**GIVEN REQUEST:** Type out every line below exactly as it reads.

**PROVIDED ENTRIES:**
______

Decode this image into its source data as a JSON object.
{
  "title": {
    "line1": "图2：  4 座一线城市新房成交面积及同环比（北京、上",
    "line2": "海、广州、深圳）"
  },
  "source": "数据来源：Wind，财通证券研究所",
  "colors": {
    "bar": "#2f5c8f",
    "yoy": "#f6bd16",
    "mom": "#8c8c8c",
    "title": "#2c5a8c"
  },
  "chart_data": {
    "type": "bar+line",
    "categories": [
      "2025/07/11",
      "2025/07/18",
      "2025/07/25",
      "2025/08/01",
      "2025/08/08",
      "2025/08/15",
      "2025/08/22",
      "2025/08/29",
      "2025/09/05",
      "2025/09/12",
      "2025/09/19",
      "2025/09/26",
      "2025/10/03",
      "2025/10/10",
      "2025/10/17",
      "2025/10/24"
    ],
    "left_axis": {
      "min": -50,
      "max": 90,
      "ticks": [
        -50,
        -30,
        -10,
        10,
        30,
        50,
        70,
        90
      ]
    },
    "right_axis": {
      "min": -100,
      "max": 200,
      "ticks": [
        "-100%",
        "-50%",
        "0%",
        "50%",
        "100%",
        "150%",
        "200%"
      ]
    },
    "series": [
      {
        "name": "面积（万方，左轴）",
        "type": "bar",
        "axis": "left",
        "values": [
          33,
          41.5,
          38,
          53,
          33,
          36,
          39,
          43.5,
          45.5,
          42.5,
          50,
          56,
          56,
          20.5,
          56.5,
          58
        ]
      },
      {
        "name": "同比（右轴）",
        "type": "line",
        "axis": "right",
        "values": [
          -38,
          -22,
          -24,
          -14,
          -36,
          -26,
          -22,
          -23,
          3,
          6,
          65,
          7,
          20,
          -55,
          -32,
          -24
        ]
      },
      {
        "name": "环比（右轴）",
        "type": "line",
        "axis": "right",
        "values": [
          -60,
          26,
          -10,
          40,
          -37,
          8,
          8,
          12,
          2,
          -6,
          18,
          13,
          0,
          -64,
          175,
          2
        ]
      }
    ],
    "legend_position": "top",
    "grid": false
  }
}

______

**EXERCISE RESPONSE:**
Decode this image into its source data as a JSON object.
{
  "title": {
    "line1": "图2：  4 座一线城市新房成交面积及同环比（北京、上",
    "line2": "海、广州、深圳）"
  },
  "source": "数据来源：Wind，财通证券研究所",
  "colors": {
    "bar": "#2f5c8f",
    "yoy": "#f6bd16",
    "mom": "#8c8c8c",
    "title": "#2c5a8c"
  },
  "chart_data": {
    "type": "bar+line",
    "categories": [
      "2025/07/11",
      "2025/07/18",
      "2025/07/25",
      "2025/08/01",
      "2025/08/08",
      "2025/08/15",
      "2025/08/22",
      "2025/08/29",
      "2025/09/05",
      "2025/09/12",
      "2025/09/19",
      "2025/09/26",
      "2025/10/03",
      "2025/10/10",
      "2025/10/17",
      "2025/10/24"
    ],
    "left_axis": {
      "min": -50,
      "max": 90,
      "ticks": [
        -50,
        -30,
        -10,
        10,
        30,
        50,
        70,
        90
      ]
    },
    "right_axis": {
      "min": -100,
      "max": 200,
      "ticks": [
        "-100%",
        "-50%",
        "0%",
        "50%",
        "100%",
        "150%",
        "200%"
      ]
    },
    "series": [
      {
        "name": "面积（万方，左轴）",
        "type": "bar",
        "axis": "left",
        "values": [
          33,
          41.5,
          38,
          53,
          33,
          36,
          39,
          43.5,
          45.5,
          42.5,
          50,
          56,
          56,
          20.5,
          56.5,
          58
        ]
      },
      {
        "name": "同比（右轴）",
        "type": "line",
        "axis": "right",
        "values": [
          -38,
          -22,
          -24,
          -14,
          -36,
          -26,
          -22,
          -23,
          3,
          6,
          65,
          7,
          20,
          -55,
          -32,
          -24
        ]
      },
      {
        "name": "环比（右轴）",
        "type": "line",
        "axis": "right",
        "values": [
          -60,
          26,
          -10,
          40,
          -37,
          8,
          8,
          12,
          2,
          -6,
          18,
          13,
          0,
          -64,
          175,
          2
        ]
      }
    ],
    "legend_position": "top",
    "grid": false
  }
}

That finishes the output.